## start Dataset rows

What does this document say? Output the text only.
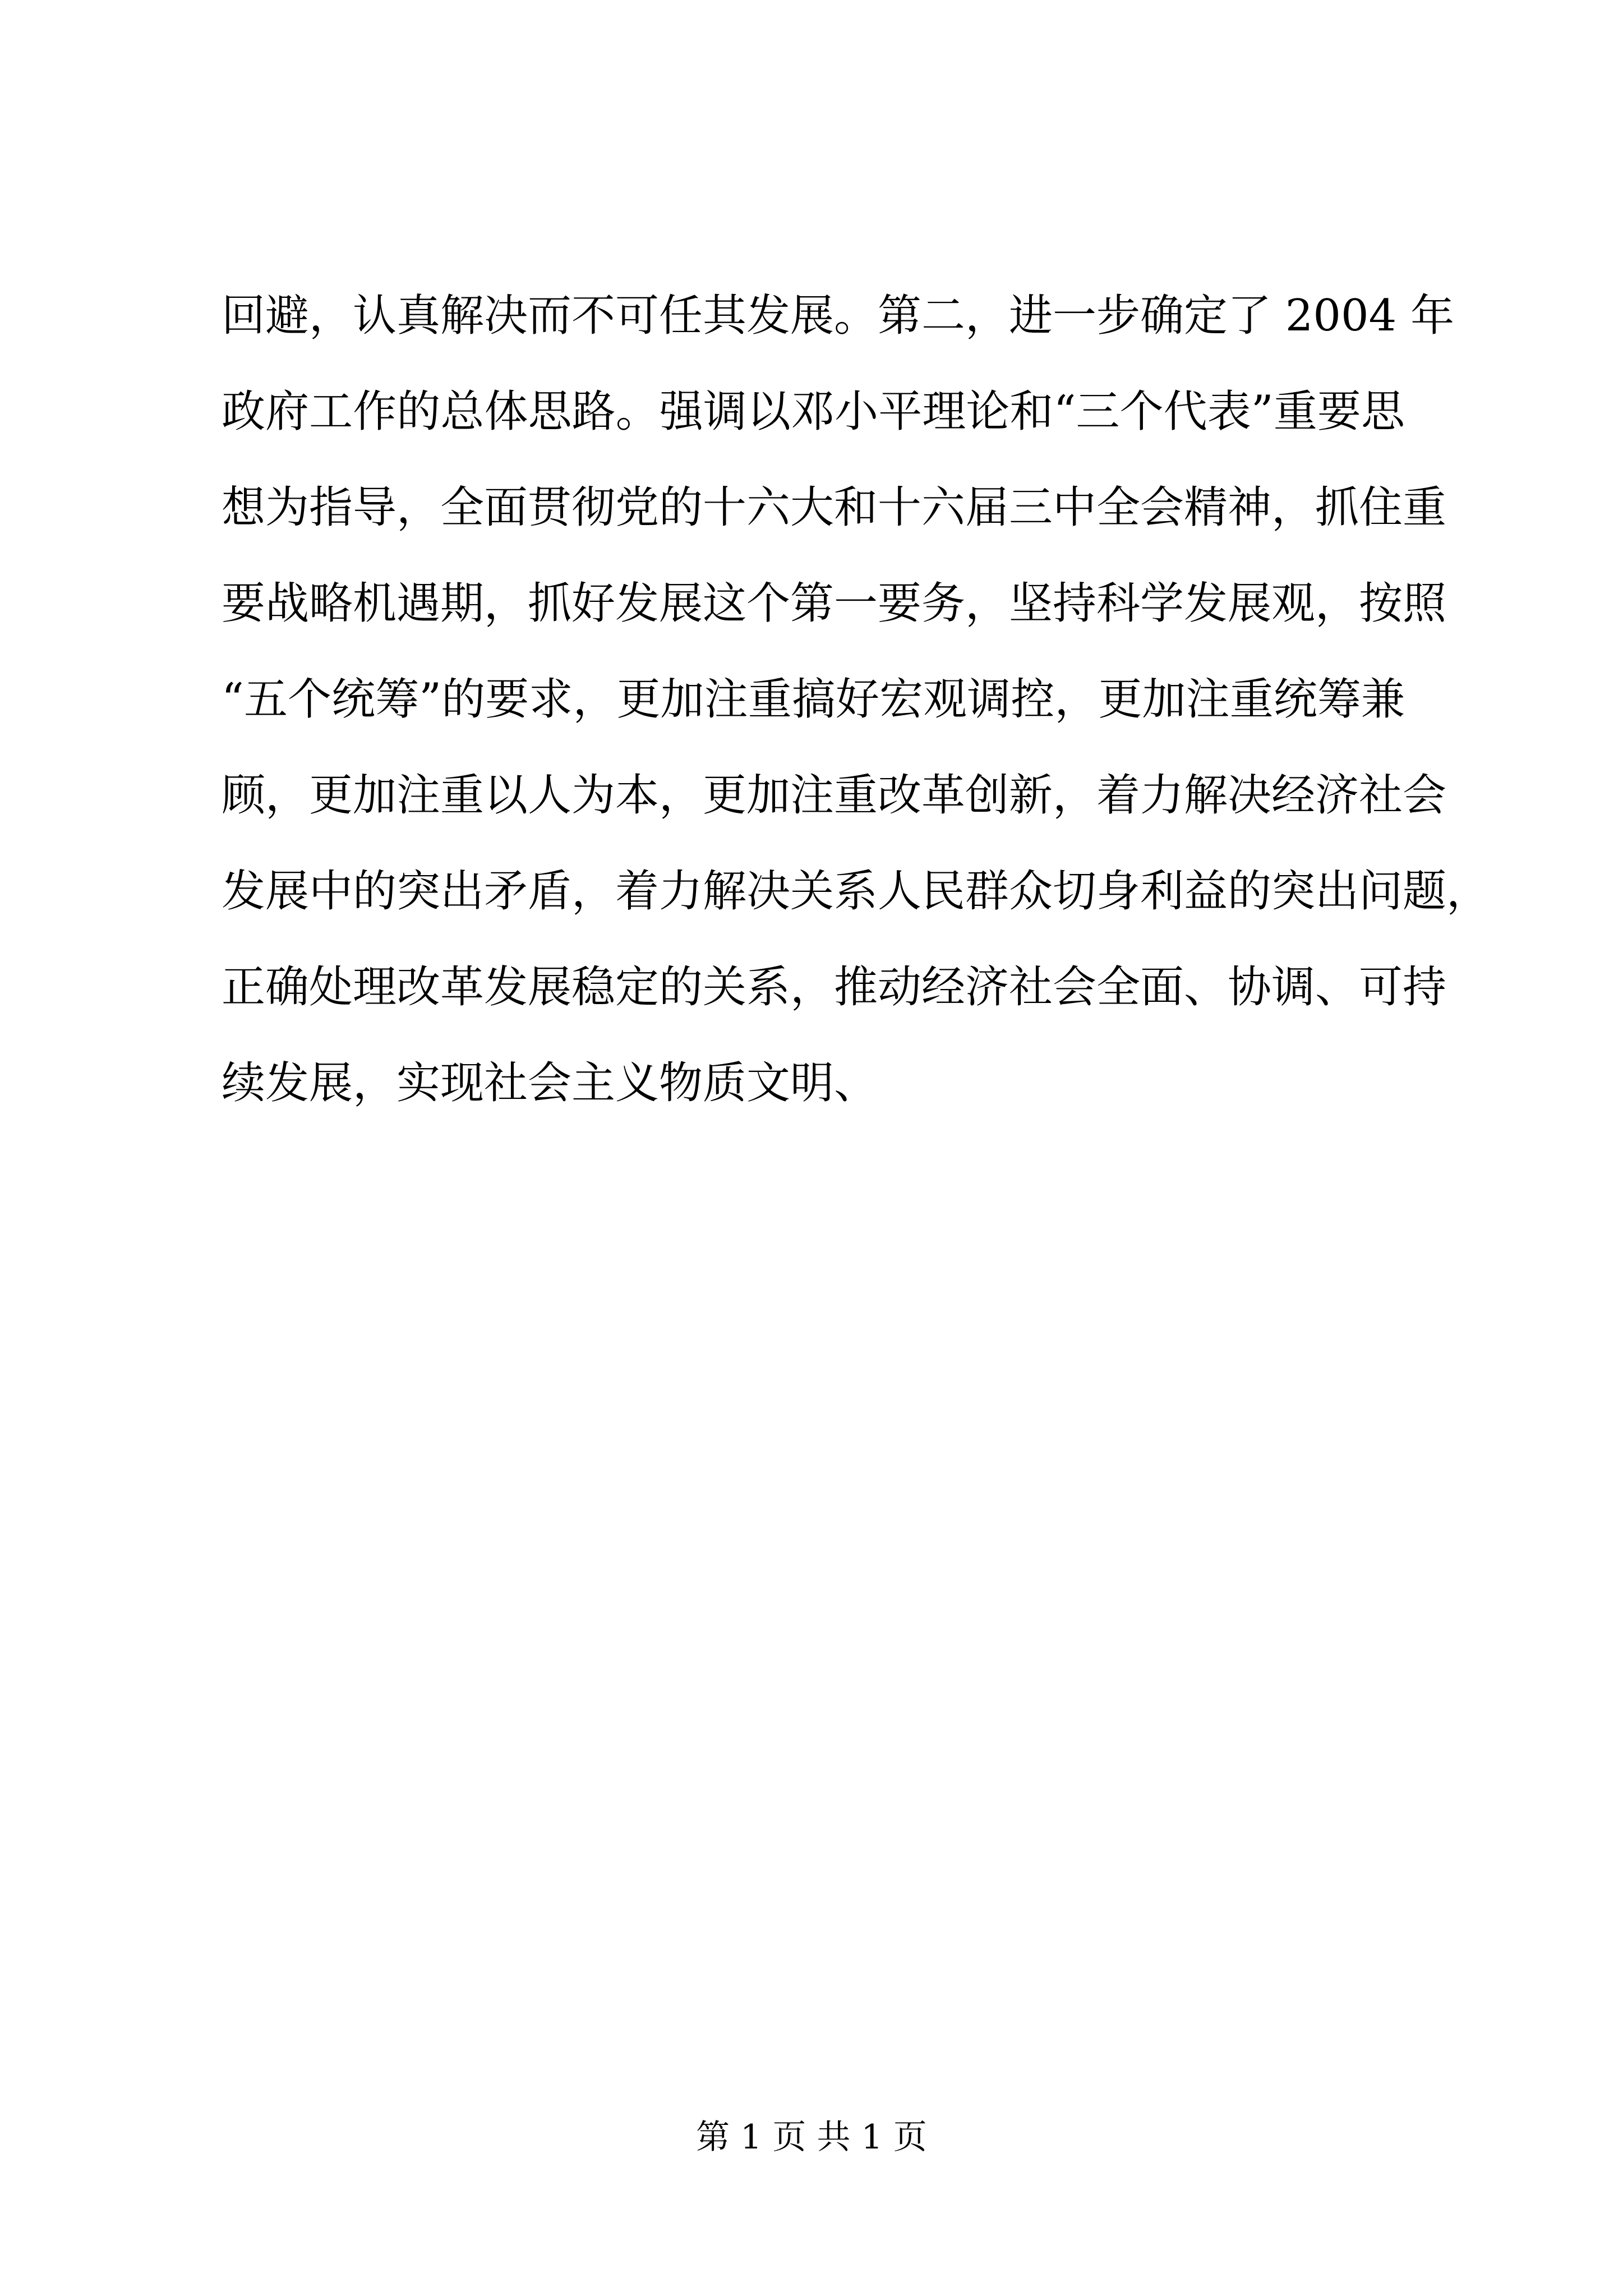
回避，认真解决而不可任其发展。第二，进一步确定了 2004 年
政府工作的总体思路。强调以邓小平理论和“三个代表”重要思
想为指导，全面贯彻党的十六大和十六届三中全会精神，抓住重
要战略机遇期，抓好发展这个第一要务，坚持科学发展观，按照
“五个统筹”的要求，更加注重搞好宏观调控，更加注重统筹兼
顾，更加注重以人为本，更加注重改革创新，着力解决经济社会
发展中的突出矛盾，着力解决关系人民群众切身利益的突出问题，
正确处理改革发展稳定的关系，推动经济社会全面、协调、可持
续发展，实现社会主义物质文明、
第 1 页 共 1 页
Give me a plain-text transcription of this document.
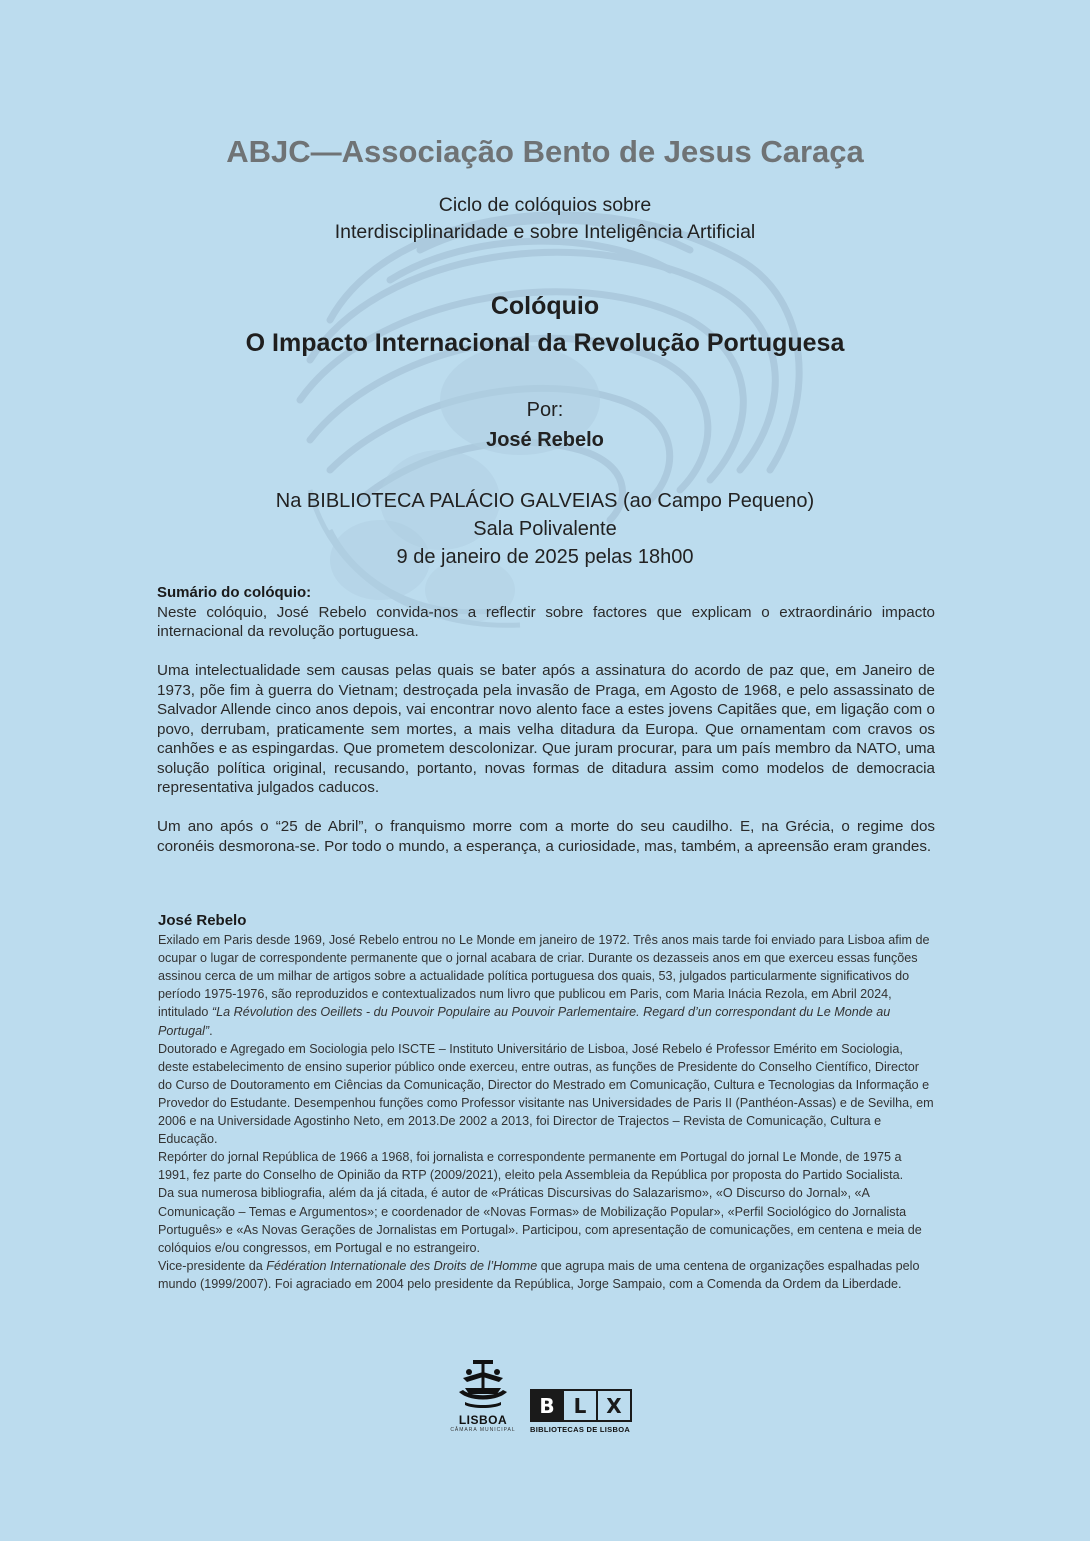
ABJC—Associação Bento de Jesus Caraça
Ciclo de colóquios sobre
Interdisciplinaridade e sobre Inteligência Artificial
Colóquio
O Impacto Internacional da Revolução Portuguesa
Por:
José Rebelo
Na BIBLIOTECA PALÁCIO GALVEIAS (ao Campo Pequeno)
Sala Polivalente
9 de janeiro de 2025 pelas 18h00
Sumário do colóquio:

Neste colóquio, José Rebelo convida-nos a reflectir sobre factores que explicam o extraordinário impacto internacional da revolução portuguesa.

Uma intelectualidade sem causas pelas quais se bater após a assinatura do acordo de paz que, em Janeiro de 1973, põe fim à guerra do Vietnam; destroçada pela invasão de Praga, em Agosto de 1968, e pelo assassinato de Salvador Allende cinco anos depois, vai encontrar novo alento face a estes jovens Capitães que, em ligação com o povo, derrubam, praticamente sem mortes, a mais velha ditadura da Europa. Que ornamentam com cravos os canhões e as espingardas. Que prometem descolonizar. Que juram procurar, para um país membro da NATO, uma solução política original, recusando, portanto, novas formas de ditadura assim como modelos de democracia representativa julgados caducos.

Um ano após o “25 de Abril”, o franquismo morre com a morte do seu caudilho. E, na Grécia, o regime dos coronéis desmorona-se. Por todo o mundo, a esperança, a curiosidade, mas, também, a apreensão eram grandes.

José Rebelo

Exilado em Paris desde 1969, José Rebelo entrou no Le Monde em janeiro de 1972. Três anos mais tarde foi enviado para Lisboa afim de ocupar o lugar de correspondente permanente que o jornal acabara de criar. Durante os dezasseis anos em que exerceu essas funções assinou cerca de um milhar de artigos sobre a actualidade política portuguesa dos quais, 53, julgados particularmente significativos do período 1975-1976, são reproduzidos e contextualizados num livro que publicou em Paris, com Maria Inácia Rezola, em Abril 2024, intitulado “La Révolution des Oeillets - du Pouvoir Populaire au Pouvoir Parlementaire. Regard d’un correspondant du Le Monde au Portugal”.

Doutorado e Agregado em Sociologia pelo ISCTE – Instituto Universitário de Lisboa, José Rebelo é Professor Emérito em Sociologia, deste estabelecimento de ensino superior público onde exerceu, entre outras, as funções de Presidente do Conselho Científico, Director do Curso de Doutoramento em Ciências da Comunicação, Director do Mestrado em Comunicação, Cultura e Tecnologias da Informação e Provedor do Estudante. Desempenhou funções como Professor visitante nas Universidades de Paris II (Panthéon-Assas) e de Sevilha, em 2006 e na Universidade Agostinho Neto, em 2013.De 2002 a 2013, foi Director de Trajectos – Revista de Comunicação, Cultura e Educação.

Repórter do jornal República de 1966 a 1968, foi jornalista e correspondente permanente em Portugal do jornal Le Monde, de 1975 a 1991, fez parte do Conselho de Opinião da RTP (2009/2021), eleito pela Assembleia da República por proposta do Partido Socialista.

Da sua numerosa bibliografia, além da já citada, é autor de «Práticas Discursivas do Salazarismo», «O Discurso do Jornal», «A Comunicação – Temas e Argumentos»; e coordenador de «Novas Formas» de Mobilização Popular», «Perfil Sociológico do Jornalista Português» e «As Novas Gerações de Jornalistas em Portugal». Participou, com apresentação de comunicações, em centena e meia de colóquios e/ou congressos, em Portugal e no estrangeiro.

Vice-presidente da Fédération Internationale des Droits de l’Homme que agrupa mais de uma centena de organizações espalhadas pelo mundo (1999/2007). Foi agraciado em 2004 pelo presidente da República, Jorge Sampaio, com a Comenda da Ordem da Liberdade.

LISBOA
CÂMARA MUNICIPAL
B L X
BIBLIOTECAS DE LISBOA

## end Dataset rows

> **What the task asks**
Find every line in the listing that holds the string "this", then say how many there are as a bare number.

> **Correct answer**
2